Retype the full set of data, character for character.

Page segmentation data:
Content starts
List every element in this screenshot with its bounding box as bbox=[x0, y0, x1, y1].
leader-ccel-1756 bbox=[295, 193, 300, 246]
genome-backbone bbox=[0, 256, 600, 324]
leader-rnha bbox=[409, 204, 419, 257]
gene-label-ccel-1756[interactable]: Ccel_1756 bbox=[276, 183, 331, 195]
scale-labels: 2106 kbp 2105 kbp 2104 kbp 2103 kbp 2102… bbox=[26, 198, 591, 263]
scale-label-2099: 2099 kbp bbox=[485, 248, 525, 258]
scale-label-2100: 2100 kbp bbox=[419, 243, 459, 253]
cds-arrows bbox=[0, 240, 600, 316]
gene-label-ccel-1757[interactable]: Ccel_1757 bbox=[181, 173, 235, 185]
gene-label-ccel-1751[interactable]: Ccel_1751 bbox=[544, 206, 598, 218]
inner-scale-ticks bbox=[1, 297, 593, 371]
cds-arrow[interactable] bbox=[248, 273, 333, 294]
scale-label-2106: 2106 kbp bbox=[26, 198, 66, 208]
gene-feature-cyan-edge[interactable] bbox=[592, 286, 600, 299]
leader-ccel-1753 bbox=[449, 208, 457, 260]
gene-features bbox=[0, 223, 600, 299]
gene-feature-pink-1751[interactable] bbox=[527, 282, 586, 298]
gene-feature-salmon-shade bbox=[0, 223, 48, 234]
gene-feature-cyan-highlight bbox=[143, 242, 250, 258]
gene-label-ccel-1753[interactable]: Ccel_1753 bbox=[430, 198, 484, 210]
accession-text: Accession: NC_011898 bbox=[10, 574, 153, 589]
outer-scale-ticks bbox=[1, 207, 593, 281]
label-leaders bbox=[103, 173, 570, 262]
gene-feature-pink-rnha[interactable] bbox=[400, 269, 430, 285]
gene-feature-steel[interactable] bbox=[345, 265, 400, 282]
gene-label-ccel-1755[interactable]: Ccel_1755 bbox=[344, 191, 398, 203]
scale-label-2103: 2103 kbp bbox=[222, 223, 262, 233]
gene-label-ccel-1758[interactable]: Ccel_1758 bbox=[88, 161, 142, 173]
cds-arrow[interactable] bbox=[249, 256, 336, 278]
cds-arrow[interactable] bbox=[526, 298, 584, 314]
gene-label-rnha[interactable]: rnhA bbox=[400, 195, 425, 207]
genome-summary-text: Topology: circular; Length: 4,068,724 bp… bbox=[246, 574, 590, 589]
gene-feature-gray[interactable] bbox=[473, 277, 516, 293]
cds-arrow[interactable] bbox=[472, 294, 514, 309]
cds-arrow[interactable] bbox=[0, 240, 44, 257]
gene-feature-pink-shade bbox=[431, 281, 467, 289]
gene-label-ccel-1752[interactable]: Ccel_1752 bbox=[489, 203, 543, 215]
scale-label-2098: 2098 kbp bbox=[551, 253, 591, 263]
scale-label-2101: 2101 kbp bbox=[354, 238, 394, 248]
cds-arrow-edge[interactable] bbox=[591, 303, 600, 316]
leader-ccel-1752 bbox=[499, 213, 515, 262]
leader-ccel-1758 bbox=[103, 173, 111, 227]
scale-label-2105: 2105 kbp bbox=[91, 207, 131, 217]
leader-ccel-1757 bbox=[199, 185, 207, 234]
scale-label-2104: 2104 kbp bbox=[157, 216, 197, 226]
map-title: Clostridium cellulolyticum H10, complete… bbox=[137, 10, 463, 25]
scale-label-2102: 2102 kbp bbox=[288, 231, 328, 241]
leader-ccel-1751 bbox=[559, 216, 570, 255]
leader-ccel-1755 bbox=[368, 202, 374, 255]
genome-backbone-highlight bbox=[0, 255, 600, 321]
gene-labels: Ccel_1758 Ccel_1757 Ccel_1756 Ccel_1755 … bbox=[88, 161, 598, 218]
Content ends
YOUR RESPONSE –
List every element in this screenshot with its bounding box as bbox=[x0, y0, x1, y1].
leader-ccel-1756 bbox=[295, 193, 300, 246]
genome-backbone bbox=[0, 256, 600, 324]
leader-rnha bbox=[409, 204, 419, 257]
gene-label-ccel-1756[interactable]: Ccel_1756 bbox=[276, 183, 331, 195]
scale-labels: 2106 kbp 2105 kbp 2104 kbp 2103 kbp 2102… bbox=[26, 198, 591, 263]
scale-label-2099: 2099 kbp bbox=[485, 248, 525, 258]
scale-label-2100: 2100 kbp bbox=[419, 243, 459, 253]
cds-arrows bbox=[0, 240, 600, 316]
gene-label-ccel-1757[interactable]: Ccel_1757 bbox=[181, 173, 235, 185]
gene-label-ccel-1751[interactable]: Ccel_1751 bbox=[544, 206, 598, 218]
inner-scale-ticks bbox=[1, 297, 593, 371]
cds-arrow[interactable] bbox=[248, 273, 333, 294]
scale-label-2106: 2106 kbp bbox=[26, 198, 66, 208]
gene-feature-cyan-edge[interactable] bbox=[592, 286, 600, 299]
leader-ccel-1753 bbox=[449, 208, 457, 260]
gene-features bbox=[0, 223, 600, 299]
gene-feature-pink-1751[interactable] bbox=[527, 282, 586, 298]
gene-feature-salmon-shade bbox=[0, 223, 48, 234]
gene-feature-cyan-highlight bbox=[143, 242, 250, 258]
gene-label-ccel-1753[interactable]: Ccel_1753 bbox=[430, 198, 484, 210]
accession-text: Accession: NC_011898 bbox=[10, 574, 153, 589]
outer-scale-ticks bbox=[1, 207, 593, 281]
label-leaders bbox=[103, 173, 570, 262]
gene-feature-pink-rnha[interactable] bbox=[400, 269, 430, 285]
gene-feature-steel[interactable] bbox=[345, 265, 400, 282]
gene-label-ccel-1755[interactable]: Ccel_1755 bbox=[344, 191, 398, 203]
scale-label-2103: 2103 kbp bbox=[222, 223, 262, 233]
gene-label-ccel-1758[interactable]: Ccel_1758 bbox=[88, 161, 142, 173]
cds-arrow[interactable] bbox=[249, 256, 336, 278]
cds-arrow[interactable] bbox=[526, 298, 584, 314]
gene-label-rnha[interactable]: rnhA bbox=[400, 195, 425, 207]
genome-summary-text: Topology: circular; Length: 4,068,724 bp… bbox=[246, 574, 590, 589]
gene-feature-gray[interactable] bbox=[473, 277, 516, 293]
cds-arrow[interactable] bbox=[472, 294, 514, 309]
cds-arrow[interactable] bbox=[0, 240, 44, 257]
gene-feature-pink-shade bbox=[431, 281, 467, 289]
gene-label-ccel-1752[interactable]: Ccel_1752 bbox=[489, 203, 543, 215]
scale-label-2098: 2098 kbp bbox=[551, 253, 591, 263]
scale-label-2101: 2101 kbp bbox=[354, 238, 394, 248]
cds-arrow-edge[interactable] bbox=[591, 303, 600, 316]
leader-ccel-1752 bbox=[499, 213, 515, 262]
leader-ccel-1758 bbox=[103, 173, 111, 227]
scale-label-2105: 2105 kbp bbox=[91, 207, 131, 217]
leader-ccel-1757 bbox=[199, 185, 207, 234]
scale-label-2104: 2104 kbp bbox=[157, 216, 197, 226]
map-title: Clostridium cellulolyticum H10, complete… bbox=[137, 10, 463, 25]
scale-label-2102: 2102 kbp bbox=[288, 231, 328, 241]
leader-ccel-1751 bbox=[559, 216, 570, 255]
leader-ccel-1755 bbox=[368, 202, 374, 255]
genome-backbone-highlight bbox=[0, 255, 600, 321]
gene-labels: Ccel_1758 Ccel_1757 Ccel_1756 Ccel_1755 … bbox=[88, 161, 598, 218]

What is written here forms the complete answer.